Do this: Lines holding the string "text" are the ones to copy from this listing.

Recorded data:
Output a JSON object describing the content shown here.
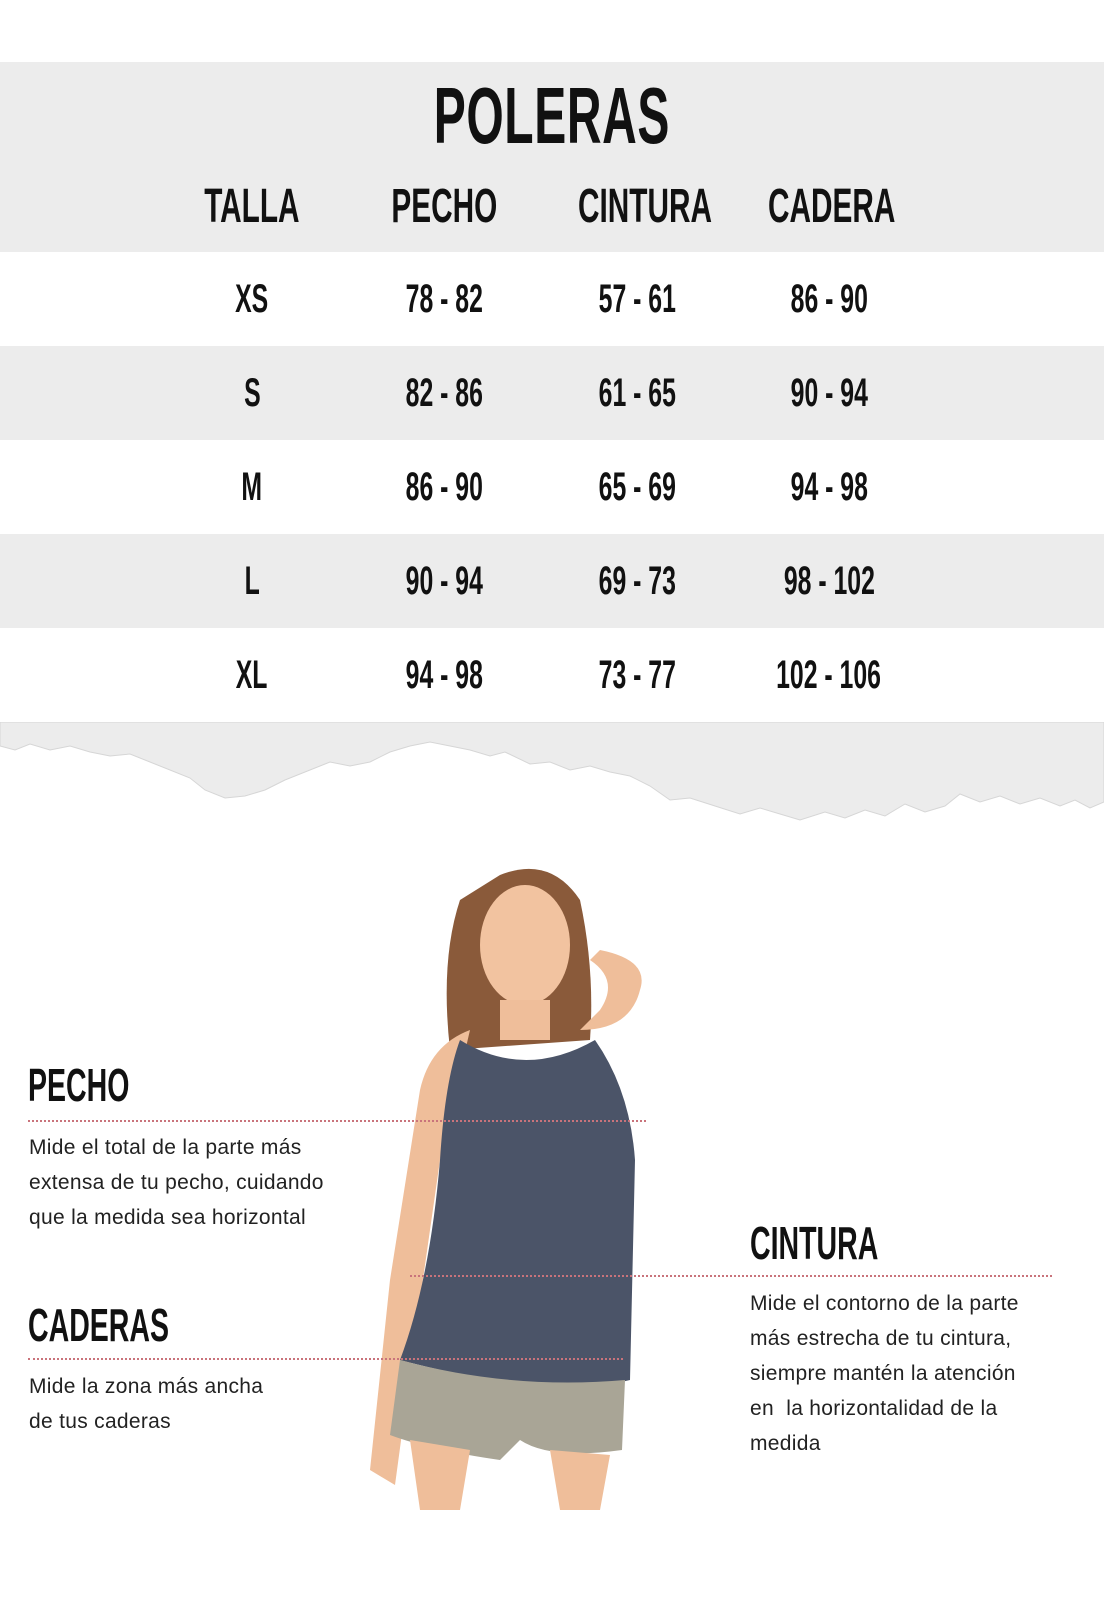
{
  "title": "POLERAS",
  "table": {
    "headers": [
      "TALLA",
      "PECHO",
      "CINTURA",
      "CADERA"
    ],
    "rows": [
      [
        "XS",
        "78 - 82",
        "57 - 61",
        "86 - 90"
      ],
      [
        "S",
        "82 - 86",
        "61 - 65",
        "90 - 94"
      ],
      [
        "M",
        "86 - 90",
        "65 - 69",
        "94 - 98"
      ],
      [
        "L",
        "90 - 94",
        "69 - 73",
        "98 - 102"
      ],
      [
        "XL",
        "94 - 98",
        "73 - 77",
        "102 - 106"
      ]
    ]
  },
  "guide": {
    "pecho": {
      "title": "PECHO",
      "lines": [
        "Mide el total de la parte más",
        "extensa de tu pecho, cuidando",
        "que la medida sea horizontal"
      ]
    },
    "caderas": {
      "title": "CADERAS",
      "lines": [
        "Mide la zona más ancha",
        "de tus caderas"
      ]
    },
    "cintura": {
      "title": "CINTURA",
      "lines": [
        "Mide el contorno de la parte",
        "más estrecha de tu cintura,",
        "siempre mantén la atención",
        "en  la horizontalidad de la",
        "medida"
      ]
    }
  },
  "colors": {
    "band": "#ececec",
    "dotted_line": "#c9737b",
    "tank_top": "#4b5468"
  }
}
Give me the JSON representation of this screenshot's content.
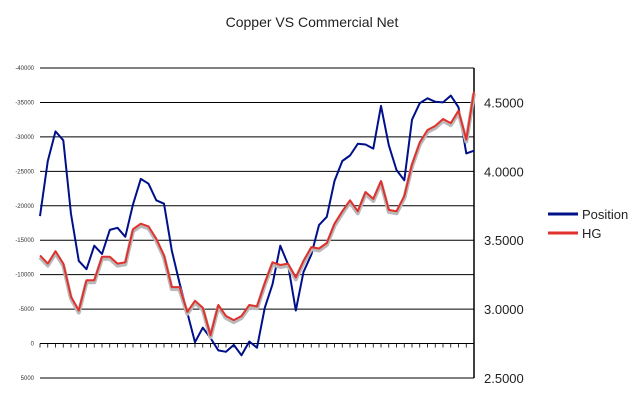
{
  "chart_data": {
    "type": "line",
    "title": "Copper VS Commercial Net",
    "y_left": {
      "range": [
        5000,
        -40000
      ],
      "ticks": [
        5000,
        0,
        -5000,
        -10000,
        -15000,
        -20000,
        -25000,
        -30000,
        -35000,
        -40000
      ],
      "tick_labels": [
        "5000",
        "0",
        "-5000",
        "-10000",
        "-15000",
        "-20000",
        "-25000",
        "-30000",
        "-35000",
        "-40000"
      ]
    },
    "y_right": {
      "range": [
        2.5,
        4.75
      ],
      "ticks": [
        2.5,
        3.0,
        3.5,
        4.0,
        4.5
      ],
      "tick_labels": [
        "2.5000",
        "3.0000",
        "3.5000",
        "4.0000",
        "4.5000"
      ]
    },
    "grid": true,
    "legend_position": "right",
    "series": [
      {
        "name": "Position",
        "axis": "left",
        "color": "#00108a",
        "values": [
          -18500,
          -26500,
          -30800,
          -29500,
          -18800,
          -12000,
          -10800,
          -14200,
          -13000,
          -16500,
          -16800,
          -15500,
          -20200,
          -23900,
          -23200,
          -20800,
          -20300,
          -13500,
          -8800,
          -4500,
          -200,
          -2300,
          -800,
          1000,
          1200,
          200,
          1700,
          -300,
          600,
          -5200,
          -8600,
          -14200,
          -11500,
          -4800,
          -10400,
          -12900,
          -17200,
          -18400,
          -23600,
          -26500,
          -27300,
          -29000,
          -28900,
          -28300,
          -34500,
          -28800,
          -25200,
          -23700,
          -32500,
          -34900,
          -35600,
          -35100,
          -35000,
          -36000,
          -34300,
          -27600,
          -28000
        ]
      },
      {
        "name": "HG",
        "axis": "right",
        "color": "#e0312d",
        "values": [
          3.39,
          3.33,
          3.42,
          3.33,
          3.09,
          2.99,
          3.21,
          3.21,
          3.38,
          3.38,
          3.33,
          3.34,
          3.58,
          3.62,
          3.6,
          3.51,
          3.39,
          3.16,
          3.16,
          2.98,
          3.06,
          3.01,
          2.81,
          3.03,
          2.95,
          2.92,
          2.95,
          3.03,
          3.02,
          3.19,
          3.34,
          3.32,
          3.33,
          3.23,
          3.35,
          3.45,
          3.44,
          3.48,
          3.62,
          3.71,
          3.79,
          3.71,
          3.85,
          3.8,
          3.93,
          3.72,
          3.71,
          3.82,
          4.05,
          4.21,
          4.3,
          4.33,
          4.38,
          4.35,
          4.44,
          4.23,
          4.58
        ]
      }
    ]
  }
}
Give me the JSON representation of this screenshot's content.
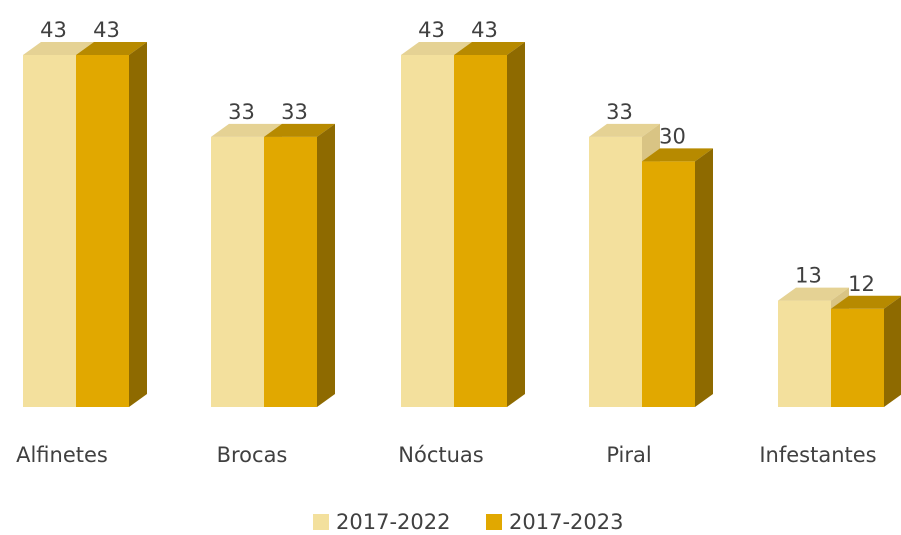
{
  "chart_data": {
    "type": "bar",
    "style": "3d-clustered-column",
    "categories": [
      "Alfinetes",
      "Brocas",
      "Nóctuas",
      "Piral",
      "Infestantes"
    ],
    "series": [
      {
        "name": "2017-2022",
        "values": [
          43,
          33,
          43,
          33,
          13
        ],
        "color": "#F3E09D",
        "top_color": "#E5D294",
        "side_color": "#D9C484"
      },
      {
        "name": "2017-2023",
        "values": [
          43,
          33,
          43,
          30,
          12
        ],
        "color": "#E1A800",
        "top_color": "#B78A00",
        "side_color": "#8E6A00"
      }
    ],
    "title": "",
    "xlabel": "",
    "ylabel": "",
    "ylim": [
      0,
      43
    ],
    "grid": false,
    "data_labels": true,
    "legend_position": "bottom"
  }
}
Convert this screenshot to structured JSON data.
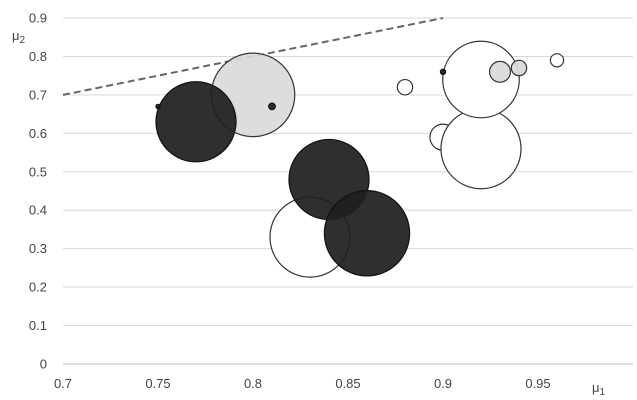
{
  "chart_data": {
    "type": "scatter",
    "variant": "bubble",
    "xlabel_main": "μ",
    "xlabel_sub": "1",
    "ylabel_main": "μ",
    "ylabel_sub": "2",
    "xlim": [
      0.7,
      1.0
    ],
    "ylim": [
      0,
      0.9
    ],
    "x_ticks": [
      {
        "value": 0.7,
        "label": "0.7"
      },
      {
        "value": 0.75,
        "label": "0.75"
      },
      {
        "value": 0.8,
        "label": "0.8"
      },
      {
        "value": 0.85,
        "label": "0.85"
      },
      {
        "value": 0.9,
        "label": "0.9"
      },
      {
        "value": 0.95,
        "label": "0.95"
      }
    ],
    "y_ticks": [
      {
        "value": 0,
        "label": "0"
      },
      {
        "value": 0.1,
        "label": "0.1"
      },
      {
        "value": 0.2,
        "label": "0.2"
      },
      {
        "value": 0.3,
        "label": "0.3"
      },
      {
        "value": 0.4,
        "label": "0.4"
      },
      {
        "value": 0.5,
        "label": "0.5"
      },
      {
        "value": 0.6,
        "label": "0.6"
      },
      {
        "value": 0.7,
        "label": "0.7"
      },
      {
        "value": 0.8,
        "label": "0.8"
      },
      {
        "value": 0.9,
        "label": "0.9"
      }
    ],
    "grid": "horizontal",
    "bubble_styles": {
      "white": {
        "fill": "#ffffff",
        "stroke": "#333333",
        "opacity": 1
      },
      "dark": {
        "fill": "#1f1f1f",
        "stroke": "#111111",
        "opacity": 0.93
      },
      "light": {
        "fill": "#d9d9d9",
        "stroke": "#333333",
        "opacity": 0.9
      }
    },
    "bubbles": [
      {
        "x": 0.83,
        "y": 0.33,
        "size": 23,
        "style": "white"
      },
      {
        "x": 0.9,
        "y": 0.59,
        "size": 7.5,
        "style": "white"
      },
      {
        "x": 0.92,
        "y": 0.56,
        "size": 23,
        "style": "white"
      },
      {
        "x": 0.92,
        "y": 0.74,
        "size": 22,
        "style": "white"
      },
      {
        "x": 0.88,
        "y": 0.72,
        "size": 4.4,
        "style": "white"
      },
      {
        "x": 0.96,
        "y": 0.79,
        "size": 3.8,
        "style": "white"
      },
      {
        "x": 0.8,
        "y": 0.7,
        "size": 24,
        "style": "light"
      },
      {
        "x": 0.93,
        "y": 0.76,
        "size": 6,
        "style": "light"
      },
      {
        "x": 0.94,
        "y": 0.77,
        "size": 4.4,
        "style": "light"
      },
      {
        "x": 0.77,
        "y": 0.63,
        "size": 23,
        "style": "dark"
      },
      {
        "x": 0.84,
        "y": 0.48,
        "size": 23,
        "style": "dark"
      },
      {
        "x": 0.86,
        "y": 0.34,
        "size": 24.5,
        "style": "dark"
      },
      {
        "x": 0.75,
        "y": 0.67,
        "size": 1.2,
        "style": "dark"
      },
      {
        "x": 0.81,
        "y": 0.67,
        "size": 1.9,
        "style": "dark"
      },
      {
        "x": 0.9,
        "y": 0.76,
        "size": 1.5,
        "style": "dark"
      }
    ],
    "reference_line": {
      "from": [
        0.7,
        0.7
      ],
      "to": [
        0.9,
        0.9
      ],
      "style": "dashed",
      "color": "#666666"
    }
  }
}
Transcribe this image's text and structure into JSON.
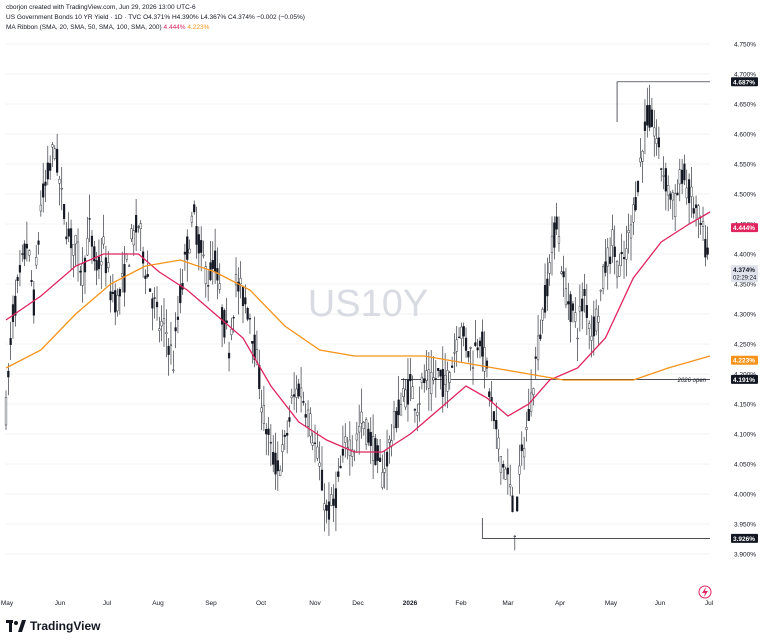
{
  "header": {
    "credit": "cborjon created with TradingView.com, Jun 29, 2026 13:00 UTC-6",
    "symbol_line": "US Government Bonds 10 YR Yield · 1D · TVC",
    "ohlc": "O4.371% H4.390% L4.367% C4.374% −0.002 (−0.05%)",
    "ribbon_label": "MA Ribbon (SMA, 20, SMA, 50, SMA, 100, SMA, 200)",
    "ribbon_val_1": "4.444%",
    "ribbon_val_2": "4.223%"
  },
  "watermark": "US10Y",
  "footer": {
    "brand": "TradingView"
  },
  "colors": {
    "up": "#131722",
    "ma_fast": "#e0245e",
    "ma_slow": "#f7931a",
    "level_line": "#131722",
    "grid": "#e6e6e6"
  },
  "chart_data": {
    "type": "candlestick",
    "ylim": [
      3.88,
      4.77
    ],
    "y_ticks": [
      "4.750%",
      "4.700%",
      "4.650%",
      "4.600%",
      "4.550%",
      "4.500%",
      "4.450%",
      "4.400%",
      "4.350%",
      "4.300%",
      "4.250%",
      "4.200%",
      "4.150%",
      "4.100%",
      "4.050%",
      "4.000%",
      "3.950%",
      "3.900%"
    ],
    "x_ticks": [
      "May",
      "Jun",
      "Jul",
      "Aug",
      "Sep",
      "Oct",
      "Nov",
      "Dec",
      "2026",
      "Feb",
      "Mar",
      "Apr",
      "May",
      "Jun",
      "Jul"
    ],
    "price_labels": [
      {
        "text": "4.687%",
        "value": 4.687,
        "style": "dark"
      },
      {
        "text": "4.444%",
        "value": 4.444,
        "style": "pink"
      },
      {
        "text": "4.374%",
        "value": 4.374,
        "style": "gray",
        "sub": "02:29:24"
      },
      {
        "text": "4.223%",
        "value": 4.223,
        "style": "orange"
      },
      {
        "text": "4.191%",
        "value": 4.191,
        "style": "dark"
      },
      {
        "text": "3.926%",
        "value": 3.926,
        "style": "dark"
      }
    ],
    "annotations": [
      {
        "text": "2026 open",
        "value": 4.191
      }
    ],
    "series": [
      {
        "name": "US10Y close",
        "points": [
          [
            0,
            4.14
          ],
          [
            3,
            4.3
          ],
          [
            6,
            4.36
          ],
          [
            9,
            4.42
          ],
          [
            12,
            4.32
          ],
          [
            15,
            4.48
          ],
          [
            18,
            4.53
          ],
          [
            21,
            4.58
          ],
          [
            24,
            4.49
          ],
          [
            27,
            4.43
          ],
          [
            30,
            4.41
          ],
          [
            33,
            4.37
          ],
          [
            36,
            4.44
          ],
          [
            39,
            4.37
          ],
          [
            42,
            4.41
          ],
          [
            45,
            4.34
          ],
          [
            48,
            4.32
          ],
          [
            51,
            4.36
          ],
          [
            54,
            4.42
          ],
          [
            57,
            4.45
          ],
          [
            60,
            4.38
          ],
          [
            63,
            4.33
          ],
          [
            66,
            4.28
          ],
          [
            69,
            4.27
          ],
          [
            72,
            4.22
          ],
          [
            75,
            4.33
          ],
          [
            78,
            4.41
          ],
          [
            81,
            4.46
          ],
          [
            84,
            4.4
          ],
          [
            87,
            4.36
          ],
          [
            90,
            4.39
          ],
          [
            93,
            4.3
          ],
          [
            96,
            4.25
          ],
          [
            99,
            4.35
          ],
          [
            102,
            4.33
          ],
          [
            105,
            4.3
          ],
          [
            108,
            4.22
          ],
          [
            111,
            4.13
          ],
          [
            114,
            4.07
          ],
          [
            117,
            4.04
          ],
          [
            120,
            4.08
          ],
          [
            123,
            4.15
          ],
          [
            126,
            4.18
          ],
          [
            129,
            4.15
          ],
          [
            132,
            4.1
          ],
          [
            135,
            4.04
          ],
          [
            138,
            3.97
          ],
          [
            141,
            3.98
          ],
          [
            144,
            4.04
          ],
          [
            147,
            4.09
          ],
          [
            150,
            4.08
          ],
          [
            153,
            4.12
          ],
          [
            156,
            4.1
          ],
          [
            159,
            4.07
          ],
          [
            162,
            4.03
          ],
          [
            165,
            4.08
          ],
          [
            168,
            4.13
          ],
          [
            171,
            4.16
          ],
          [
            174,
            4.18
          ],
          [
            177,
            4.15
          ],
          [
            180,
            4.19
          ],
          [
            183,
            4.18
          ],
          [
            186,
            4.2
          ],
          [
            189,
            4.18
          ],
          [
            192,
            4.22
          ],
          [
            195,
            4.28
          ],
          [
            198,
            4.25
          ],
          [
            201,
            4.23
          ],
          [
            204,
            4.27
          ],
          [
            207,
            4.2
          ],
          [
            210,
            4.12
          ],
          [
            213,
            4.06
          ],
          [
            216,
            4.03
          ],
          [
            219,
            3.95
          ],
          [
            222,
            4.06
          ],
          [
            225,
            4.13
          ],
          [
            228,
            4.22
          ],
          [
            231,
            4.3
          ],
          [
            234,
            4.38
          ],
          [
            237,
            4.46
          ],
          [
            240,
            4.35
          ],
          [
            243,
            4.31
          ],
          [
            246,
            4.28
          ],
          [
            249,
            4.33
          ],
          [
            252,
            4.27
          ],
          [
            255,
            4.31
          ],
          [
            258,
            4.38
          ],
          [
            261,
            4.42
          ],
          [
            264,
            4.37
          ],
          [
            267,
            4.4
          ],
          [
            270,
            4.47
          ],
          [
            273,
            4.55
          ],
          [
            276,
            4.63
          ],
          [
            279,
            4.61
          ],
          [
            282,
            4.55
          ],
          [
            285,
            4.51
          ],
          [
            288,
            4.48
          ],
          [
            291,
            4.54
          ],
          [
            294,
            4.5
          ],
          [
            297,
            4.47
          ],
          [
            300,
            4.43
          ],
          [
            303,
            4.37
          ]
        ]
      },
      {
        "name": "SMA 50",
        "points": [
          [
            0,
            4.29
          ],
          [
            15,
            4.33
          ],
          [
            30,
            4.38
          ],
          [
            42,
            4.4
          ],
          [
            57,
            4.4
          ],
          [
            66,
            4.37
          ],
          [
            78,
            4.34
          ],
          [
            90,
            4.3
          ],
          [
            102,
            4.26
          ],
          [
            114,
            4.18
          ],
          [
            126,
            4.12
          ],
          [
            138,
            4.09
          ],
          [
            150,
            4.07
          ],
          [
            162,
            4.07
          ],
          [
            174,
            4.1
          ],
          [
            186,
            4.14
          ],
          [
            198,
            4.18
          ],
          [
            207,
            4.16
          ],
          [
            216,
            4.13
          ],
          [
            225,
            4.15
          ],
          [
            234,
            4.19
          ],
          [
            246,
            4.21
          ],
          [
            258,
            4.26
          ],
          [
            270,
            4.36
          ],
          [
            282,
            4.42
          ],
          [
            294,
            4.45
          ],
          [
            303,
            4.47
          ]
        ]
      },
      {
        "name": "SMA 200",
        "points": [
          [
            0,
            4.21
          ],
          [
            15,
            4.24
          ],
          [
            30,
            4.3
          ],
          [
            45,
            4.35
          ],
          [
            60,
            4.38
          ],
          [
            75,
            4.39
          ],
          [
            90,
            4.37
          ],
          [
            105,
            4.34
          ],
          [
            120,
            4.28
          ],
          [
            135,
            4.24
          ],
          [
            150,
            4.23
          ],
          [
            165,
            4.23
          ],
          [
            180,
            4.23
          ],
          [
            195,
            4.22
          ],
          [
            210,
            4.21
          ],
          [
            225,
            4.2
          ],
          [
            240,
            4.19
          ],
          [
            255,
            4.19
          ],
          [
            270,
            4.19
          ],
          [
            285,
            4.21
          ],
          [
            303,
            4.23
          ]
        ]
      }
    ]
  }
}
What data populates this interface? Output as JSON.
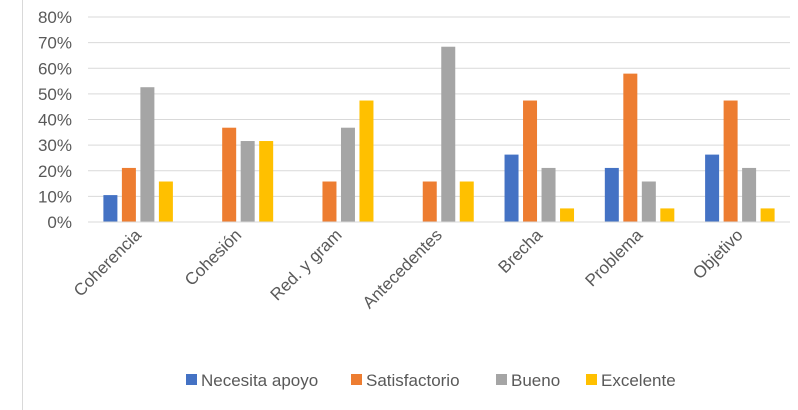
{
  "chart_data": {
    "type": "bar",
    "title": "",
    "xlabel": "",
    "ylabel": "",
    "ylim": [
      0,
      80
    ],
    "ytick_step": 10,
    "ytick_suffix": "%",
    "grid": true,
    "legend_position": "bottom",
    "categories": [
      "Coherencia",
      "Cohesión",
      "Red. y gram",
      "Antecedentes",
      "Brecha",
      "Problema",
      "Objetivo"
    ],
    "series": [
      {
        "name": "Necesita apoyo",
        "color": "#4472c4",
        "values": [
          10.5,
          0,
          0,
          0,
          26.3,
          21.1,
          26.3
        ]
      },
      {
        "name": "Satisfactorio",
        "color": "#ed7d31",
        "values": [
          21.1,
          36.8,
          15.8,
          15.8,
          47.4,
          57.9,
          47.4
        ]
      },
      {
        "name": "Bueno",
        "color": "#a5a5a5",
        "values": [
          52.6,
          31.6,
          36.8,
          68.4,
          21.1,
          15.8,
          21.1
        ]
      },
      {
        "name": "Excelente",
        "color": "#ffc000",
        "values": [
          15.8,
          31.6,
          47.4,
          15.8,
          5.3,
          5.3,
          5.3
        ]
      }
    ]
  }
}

Answer for the task:
Transcribe this image's text and structure into JSON.
        "text": "4.687%",
        "text": "4.444%",
        "text": "4.374%",
        "text": "4.223%",
        "text": "4.191%",
        "text": "3.926%",
        "text": "2026 open",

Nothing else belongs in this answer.